[Collection entries]
★ ★ ★ ★
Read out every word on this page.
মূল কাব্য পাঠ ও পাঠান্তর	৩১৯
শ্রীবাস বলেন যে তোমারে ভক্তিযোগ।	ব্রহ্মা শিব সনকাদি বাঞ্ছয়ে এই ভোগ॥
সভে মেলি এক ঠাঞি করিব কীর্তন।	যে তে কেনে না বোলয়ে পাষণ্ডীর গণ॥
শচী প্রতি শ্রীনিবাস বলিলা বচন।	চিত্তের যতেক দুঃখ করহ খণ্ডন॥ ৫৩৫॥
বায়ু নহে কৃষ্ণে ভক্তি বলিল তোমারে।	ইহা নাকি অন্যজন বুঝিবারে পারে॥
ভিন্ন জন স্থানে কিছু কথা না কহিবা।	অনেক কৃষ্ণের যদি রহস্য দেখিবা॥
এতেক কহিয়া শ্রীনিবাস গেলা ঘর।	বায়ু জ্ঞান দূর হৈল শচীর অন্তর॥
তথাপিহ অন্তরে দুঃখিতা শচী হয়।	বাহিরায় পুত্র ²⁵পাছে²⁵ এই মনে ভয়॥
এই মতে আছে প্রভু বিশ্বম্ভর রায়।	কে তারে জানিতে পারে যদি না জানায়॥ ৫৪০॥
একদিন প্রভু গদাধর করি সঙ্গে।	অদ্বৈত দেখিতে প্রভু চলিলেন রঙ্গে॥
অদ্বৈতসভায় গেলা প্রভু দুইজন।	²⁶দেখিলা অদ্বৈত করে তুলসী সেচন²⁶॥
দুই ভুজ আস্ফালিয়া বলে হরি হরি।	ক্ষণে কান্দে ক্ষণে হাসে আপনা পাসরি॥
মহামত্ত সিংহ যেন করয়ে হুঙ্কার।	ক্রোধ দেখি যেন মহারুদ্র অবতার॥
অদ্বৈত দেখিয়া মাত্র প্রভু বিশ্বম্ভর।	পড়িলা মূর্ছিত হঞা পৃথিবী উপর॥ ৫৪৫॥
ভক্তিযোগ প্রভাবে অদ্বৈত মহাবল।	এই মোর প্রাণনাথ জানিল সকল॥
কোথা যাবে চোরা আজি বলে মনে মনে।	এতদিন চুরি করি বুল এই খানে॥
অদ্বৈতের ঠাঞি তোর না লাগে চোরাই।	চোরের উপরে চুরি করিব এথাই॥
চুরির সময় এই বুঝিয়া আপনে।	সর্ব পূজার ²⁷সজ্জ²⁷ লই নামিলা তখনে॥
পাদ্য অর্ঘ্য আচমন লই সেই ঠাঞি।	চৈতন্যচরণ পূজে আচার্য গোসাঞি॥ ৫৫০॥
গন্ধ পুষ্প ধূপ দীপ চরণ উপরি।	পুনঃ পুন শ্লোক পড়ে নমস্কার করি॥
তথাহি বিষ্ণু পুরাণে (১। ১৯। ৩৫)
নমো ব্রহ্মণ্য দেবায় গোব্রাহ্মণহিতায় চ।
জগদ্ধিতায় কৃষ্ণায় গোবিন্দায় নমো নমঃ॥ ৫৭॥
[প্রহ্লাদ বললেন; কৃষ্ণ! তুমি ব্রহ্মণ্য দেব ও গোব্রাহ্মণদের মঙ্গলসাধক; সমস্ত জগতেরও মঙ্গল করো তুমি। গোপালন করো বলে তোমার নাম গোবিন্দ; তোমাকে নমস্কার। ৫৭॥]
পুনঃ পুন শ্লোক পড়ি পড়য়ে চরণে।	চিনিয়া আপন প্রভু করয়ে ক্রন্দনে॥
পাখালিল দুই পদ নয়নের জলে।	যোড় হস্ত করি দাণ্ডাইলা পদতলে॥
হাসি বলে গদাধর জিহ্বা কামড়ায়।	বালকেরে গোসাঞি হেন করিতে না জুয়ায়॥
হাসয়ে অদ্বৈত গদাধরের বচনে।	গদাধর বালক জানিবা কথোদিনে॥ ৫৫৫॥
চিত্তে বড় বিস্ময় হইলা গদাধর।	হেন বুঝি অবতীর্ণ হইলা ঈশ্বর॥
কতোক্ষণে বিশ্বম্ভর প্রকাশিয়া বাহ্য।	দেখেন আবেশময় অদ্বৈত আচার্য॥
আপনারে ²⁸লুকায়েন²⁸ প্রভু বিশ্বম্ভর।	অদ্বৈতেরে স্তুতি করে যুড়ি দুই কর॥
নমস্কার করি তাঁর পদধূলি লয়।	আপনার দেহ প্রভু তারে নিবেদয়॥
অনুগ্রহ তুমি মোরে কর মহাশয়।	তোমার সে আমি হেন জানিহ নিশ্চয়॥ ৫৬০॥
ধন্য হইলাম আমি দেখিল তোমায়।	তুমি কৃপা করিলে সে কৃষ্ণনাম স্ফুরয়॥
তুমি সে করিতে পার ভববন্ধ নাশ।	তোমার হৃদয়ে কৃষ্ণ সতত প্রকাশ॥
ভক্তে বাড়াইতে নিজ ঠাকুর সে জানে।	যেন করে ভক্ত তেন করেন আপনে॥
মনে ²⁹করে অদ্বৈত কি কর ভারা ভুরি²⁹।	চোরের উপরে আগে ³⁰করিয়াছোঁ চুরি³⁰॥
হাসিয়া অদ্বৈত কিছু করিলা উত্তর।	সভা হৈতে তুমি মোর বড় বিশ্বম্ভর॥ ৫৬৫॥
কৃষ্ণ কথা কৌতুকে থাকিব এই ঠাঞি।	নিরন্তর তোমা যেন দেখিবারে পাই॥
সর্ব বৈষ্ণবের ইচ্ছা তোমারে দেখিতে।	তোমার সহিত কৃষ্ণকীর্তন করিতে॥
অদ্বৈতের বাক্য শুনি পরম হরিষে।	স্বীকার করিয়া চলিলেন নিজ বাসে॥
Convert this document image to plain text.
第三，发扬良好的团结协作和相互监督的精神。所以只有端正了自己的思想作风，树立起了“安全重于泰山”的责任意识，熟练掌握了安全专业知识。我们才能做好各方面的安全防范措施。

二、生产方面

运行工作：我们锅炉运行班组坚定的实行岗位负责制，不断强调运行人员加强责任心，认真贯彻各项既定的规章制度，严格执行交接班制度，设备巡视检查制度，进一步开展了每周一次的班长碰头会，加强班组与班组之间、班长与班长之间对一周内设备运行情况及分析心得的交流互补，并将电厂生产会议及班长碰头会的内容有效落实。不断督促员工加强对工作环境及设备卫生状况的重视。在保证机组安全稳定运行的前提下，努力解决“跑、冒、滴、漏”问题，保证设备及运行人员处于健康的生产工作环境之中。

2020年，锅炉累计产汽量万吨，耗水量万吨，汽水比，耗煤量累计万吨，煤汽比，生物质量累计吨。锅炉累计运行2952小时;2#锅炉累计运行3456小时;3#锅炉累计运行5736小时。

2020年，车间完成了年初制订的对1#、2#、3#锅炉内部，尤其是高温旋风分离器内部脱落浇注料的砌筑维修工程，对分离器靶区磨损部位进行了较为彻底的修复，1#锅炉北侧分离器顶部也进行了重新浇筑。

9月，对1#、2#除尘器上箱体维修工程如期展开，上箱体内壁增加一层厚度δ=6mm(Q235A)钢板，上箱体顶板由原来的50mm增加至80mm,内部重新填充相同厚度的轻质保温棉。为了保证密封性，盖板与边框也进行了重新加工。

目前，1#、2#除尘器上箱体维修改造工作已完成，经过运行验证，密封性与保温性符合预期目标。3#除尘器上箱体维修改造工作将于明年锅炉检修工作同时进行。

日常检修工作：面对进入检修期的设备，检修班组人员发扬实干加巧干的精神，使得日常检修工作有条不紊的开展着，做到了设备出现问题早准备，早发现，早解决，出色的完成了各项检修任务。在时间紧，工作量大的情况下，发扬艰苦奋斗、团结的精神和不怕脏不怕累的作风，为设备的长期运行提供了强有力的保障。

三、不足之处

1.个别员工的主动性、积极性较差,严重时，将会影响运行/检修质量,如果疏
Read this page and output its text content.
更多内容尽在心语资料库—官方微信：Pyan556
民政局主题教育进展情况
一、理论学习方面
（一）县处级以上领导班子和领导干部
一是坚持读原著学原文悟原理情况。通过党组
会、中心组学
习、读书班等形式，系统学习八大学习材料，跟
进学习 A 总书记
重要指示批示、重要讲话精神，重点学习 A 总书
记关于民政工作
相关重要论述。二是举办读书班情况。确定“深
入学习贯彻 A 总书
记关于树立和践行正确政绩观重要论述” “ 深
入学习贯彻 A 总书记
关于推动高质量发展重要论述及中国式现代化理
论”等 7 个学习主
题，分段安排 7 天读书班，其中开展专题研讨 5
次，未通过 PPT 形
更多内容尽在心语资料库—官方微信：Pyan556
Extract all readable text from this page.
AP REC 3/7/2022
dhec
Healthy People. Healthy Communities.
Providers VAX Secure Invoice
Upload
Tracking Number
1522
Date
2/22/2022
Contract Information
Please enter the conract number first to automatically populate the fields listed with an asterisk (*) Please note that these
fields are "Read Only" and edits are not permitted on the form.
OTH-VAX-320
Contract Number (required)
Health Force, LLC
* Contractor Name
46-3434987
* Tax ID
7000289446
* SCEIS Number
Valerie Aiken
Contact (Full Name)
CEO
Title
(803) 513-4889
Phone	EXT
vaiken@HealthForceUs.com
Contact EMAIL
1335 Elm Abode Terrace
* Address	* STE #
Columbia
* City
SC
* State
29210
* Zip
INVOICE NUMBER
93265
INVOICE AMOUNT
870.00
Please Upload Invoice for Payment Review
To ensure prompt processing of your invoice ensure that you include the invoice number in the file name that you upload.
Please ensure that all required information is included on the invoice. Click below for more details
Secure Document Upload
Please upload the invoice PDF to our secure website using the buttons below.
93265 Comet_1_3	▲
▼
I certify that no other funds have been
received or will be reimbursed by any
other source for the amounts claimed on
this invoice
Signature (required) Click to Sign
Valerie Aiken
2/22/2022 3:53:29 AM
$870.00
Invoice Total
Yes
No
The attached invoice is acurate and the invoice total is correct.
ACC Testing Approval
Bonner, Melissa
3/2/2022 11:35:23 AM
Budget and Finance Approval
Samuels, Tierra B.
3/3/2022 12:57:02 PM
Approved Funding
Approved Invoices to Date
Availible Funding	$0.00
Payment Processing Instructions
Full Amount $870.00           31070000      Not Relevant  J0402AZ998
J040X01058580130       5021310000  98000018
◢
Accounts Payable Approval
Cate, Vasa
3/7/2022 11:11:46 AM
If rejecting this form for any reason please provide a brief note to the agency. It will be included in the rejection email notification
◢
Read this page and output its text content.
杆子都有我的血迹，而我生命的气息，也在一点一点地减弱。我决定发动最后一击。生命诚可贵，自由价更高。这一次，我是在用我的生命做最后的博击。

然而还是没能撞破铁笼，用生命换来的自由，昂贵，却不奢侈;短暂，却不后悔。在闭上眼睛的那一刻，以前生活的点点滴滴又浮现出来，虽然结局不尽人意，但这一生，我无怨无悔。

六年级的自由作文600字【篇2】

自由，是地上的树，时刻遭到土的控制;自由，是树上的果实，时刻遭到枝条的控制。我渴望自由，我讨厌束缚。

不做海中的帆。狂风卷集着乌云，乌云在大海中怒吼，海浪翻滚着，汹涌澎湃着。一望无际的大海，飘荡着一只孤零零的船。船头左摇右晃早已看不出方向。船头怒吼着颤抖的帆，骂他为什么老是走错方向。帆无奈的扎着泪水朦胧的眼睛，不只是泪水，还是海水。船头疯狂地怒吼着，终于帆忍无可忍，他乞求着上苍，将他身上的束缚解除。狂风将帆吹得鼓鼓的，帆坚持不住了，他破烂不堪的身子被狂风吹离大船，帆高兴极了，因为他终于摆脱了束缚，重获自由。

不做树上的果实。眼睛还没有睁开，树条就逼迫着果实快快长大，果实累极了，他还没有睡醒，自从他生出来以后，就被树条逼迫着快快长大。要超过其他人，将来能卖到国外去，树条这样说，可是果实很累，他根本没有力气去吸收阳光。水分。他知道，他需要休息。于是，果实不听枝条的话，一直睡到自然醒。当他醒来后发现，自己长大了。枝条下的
★ ★ ★ ★
### TASK DESCRIPTION
All lines that include "Funding" are to be gathered and copied.

### FINISHED ANSWER
Approved Funding
Availible Funding	$0.00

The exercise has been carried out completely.